Work to do ▸ Work through the data below line by line and say how many lines hold "amended"; give only the number.
####################
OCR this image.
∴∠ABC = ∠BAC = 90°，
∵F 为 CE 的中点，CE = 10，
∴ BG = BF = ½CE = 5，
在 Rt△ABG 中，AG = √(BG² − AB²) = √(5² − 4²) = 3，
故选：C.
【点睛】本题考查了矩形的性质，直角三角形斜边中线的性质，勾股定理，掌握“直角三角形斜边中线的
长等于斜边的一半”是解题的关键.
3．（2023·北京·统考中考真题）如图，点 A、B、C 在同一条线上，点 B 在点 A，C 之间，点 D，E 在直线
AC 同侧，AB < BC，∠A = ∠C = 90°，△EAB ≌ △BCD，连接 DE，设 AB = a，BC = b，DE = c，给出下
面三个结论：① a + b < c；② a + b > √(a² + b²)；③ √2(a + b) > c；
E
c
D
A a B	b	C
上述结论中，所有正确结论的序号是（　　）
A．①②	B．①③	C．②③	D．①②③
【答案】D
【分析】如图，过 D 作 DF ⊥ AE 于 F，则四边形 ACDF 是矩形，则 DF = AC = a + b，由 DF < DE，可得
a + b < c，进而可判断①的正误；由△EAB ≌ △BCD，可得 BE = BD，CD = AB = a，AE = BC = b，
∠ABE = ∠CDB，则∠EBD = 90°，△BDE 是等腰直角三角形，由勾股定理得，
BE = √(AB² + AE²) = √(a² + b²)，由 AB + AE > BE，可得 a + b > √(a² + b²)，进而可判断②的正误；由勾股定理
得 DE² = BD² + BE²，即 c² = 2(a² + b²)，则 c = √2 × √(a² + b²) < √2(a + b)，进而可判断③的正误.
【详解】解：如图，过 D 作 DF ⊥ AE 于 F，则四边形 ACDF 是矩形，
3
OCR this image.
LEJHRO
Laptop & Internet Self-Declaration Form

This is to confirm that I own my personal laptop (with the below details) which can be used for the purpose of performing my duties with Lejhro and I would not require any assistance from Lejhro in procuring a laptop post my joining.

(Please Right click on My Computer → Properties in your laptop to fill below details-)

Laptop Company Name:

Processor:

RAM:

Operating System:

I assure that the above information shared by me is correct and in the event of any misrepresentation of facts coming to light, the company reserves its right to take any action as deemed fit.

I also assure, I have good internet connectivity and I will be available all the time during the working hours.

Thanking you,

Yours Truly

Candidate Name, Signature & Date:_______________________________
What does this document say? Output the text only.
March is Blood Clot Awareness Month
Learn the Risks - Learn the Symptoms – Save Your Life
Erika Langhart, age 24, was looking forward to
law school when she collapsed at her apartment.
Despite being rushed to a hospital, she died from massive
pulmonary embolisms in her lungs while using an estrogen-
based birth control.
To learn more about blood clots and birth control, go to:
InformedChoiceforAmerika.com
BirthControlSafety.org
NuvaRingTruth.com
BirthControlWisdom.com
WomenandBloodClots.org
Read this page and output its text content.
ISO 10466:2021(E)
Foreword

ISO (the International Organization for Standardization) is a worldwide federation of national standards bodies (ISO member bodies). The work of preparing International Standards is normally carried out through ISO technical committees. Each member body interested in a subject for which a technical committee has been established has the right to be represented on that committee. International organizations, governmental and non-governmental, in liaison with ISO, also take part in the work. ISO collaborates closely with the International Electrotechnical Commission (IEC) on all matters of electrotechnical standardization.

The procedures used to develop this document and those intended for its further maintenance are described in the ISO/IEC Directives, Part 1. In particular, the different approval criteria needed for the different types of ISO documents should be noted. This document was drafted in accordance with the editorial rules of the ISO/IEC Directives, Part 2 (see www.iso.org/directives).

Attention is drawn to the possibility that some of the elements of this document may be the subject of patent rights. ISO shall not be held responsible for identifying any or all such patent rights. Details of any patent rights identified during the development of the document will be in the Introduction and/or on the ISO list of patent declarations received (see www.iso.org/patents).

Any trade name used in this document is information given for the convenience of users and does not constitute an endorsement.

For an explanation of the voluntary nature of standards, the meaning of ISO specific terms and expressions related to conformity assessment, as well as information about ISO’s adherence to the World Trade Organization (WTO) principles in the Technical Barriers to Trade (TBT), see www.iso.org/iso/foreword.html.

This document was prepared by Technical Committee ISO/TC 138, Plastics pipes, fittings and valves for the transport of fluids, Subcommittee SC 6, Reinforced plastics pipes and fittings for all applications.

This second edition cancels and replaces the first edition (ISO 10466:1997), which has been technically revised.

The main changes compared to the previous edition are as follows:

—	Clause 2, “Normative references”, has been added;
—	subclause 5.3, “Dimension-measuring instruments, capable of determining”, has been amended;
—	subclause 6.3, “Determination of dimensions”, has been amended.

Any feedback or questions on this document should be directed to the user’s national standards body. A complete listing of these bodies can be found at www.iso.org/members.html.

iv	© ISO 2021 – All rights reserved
####################
Complete response ▸ 2